_SHORT EXERCISE_
Without including any pictures, copy each entry below exactly.

_RECORDS TO PROCESS_
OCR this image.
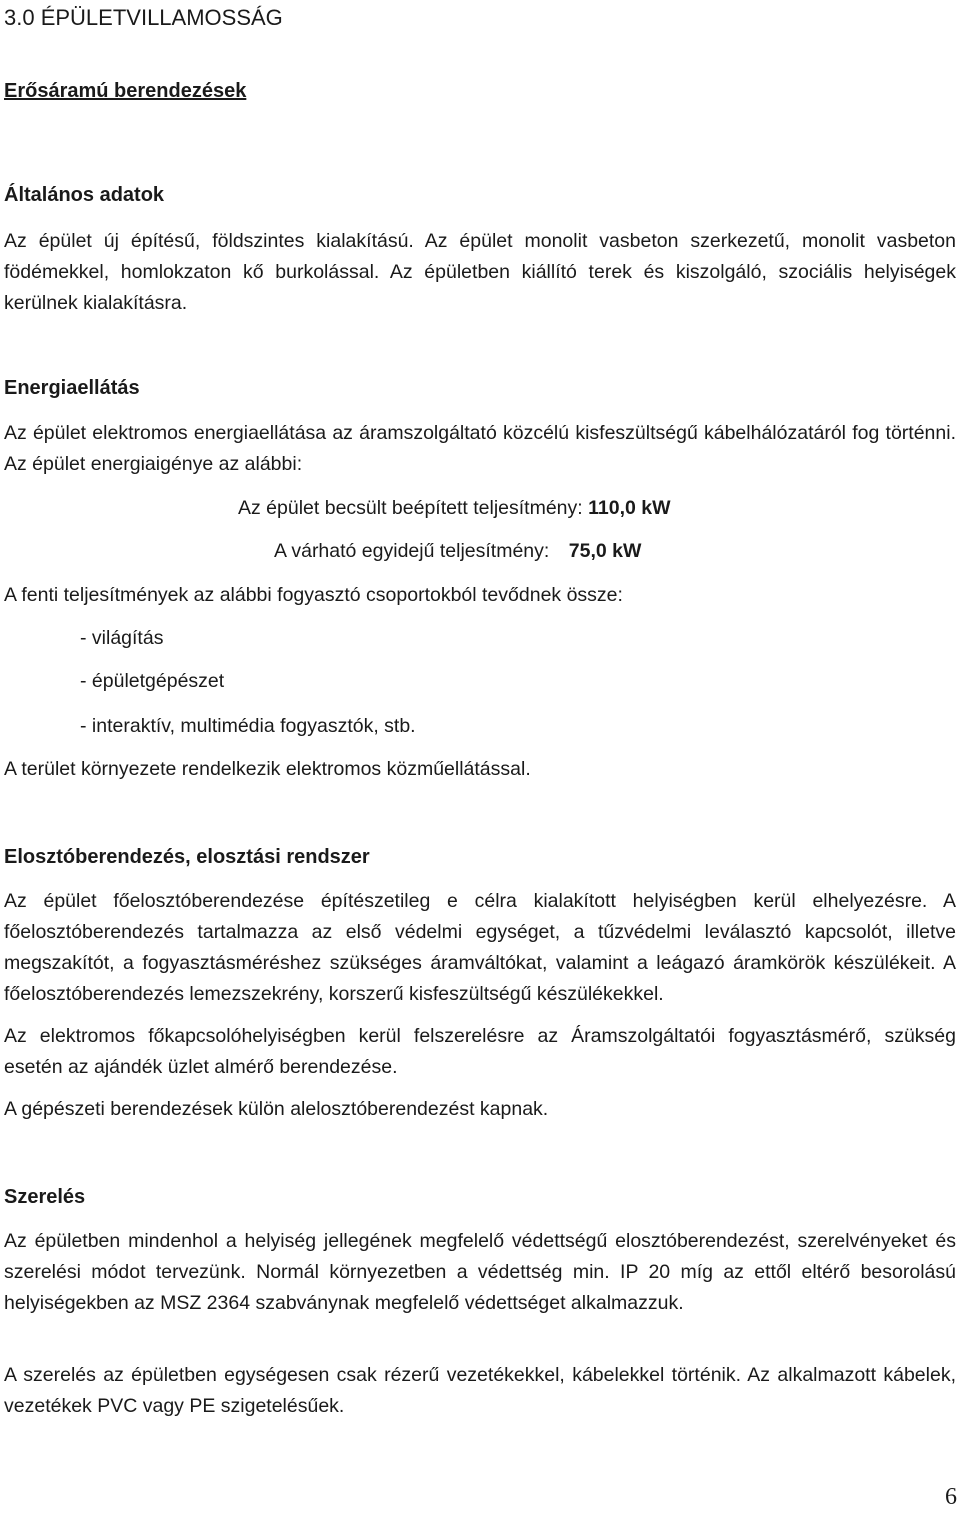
3.0 ÉPÜLETVILLAMOSSÁG
Erősáramú berendezések
Általános adatok
Az épület új építésű, földszintes kialakítású. Az épület monolit vasbeton szerkezetű, monolit vasbeton födémekkel, homlokzaton kő burkolással. Az épületben kiállító terek és kiszolgáló, szociális helyiségek kerülnek kialakításra.
Energiaellátás
Az épület elektromos energiaellátása az áramszolgáltató közcélú kisfeszültségű kábelhálózatáról fog történni. Az épület energiaigénye az alábbi:
Az épület becsült beépített teljesítmény: 110,0 kW
A várható egyidejű teljesítmény: 75,0 kW
A fenti teljesítmények az alábbi fogyasztó csoportokból tevődnek össze:
- világítás
- épületgépészet
- interaktív, multimédia fogyasztók, stb.
A terület környezete rendelkezik elektromos közműellátással.
Elosztóberendezés, elosztási rendszer
Az épület főelosztóberendezése építészetileg e célra kialakított helyiségben kerül elhelyezésre. A főelosztóberendezés tartalmazza az első védelmi egységet, a tűzvédelmi leválasztó kapcsolót, illetve megszakítót, a fogyasztásméréshez szükséges áramváltókat, valamint a leágazó áramkörök készülékeit. A főelosztóberendezés lemezszekrény, korszerű kisfeszültségű készülékekkel.
Az elektromos főkapcsolóhelyiségben kerül felszerelésre az Áramszolgáltatói fogyasztásmérő, szükség esetén az ajándék üzlet almérő berendezése.
A gépészeti berendezések külön alelosztóberendezést kapnak.
Szerelés
Az épületben mindenhol a helyiség jellegének megfelelő védettségű elosztóberendezést, szerelvényeket és szerelési módot tervezünk. Normál környezetben a védettség min. IP 20 míg az ettől eltérő besorolású helyiségekben az MSZ 2364 szabványnak megfelelő védettséget alkalmazzuk.
A szerelés az épületben egységesen csak rézerű vezetékekkel, kábelekkel történik. Az alkalmazott kábelek, vezetékek PVC vagy PE szigetelésűek.
6
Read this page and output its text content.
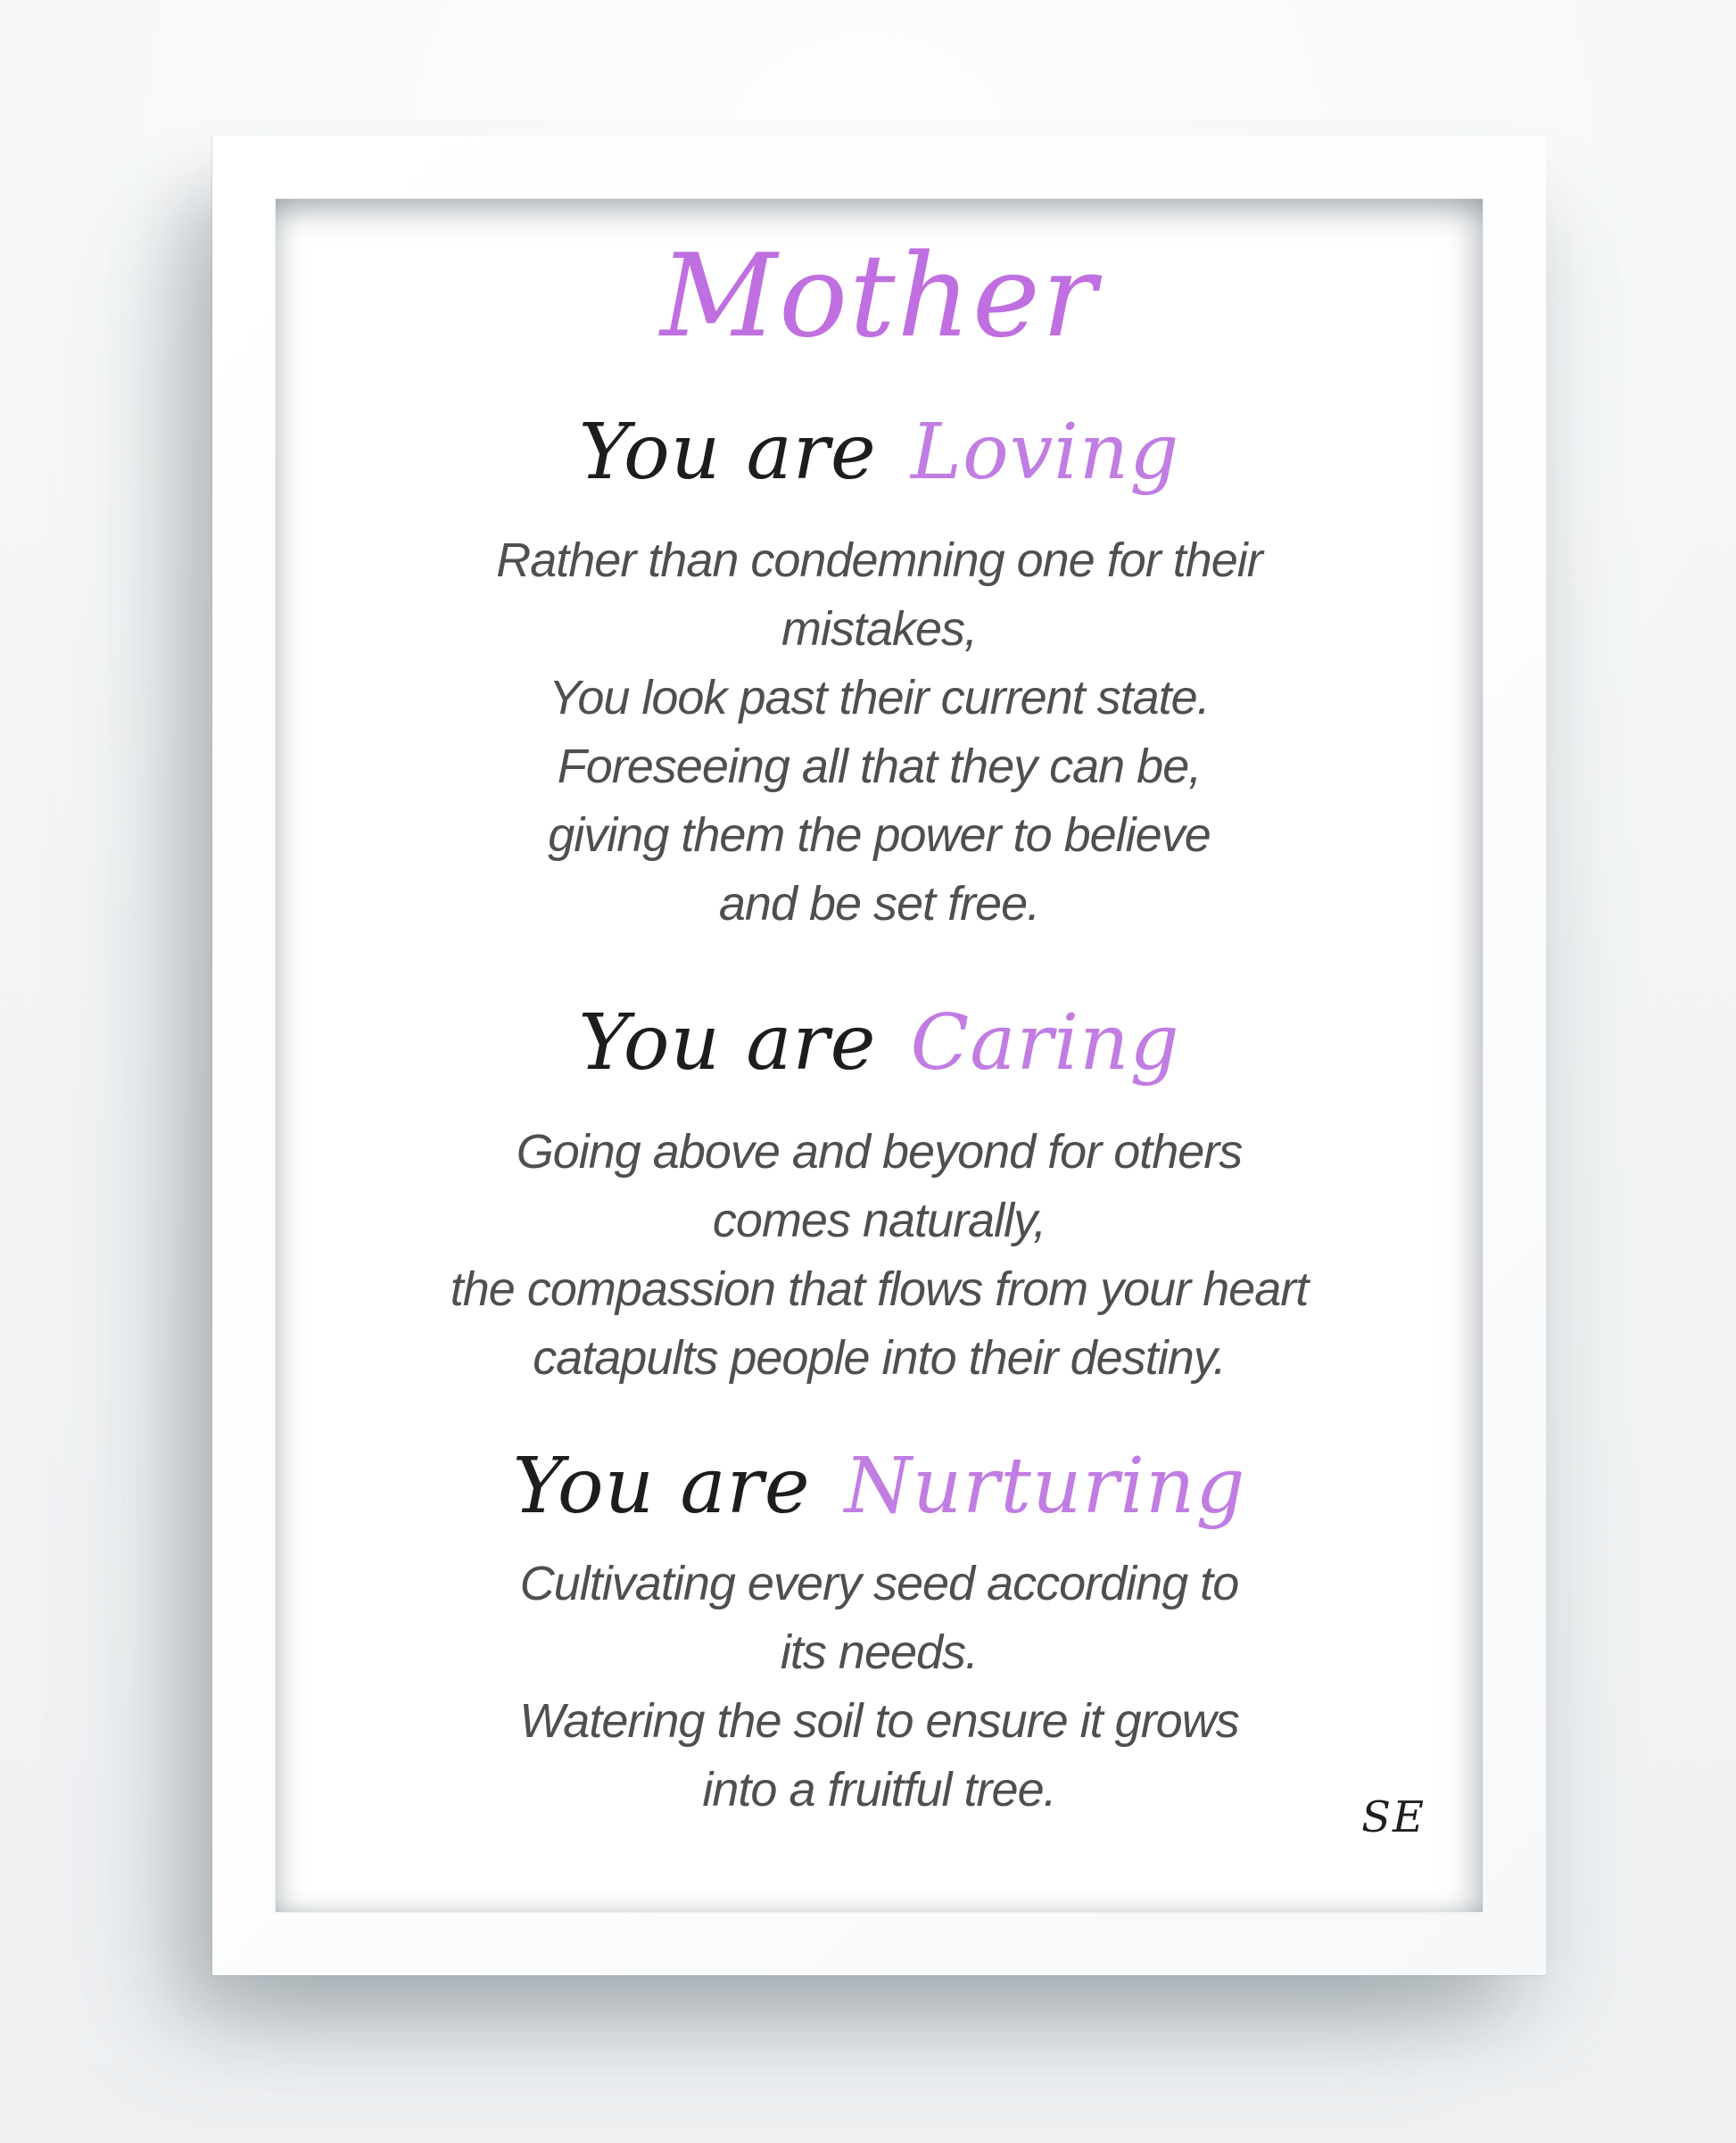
Mother
You are Loving
Rather than condemning one for their
mistakes,
You look past their current state.
Foreseeing all that they can be,
giving them the power to believe
and be set free.
You are Caring
Going above and beyond for others
comes naturally,
the compassion that flows from your heart
catapults people into their destiny.
You are Nurturing
Cultivating every seed according to
its needs.
Watering the soil to ensure it grows
into a fruitful tree.
SE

_RESULT_
OCR this image.
3.0 ÉPÜLETVILLAMOSSÁG
Erősáramú berendezések
Általános adatok
Az épület új építésű, földszintes kialakítású. Az épület monolit vasbeton szerkezetű, monolit vasbeton födémekkel, homlokzaton kő burkolással. Az épületben kiállító terek és kiszolgáló, szociális helyiségek kerülnek kialakításra.
Energiaellátás
Az épület elektromos energiaellátása az áramszolgáltató közcélú kisfeszültségű kábelhálózatáról fog történni. Az épület energiaigénye az alábbi:
Az épület becsült beépített teljesítmény: 110,0 kW
A várható egyidejű teljesítmény: 75,0 kW
A fenti teljesítmények az alábbi fogyasztó csoportokból tevődnek össze:
- világítás
- épületgépészet
- interaktív, multimédia fogyasztók, stb.
A terület környezete rendelkezik elektromos közműellátással.
Elosztóberendezés, elosztási rendszer
Az épület főelosztóberendezése építészetileg e célra kialakított helyiségben kerül elhelyezésre. A főelosztóberendezés tartalmazza az első védelmi egységet, a tűzvédelmi leválasztó kapcsolót, illetve megszakítót, a fogyasztásméréshez szükséges áramváltókat, valamint a leágazó áramkörök készülékeit. A főelosztóberendezés lemezszekrény, korszerű kisfeszültségű készülékekkel.
Az elektromos főkapcsolóhelyiségben kerül felszerelésre az Áramszolgáltatói fogyasztásmérő, szükség esetén az ajándék üzlet almérő berendezése.
A gépészeti berendezések külön alelosztóberendezést kapnak.
Szerelés
Az épületben mindenhol a helyiség jellegének megfelelő védettségű elosztóberendezést, szerelvényeket és szerelési módot tervezünk. Normál környezetben a védettség min. IP 20 míg az ettől eltérő besorolású helyiségekben az MSZ 2364 szabványnak megfelelő védettséget alkalmazzuk.
A szerelés az épületben egységesen csak rézerű vezetékekkel, kábelekkel történik. Az alkalmazott kábelek, vezetékek PVC vagy PE szigetelésűek.
6
Read this page and output its text content.
Mother
You are Loving
Rather than condemning one for their
mistakes,
You look past their current state.
Foreseeing all that they can be,
giving them the power to believe
and be set free.
You are Caring
Going above and beyond for others
comes naturally,
the compassion that flows from your heart
catapults people into their destiny.
You are Nurturing
Cultivating every seed according to
its needs.
Watering the soil to ensure it grows
into a fruitful tree.
SE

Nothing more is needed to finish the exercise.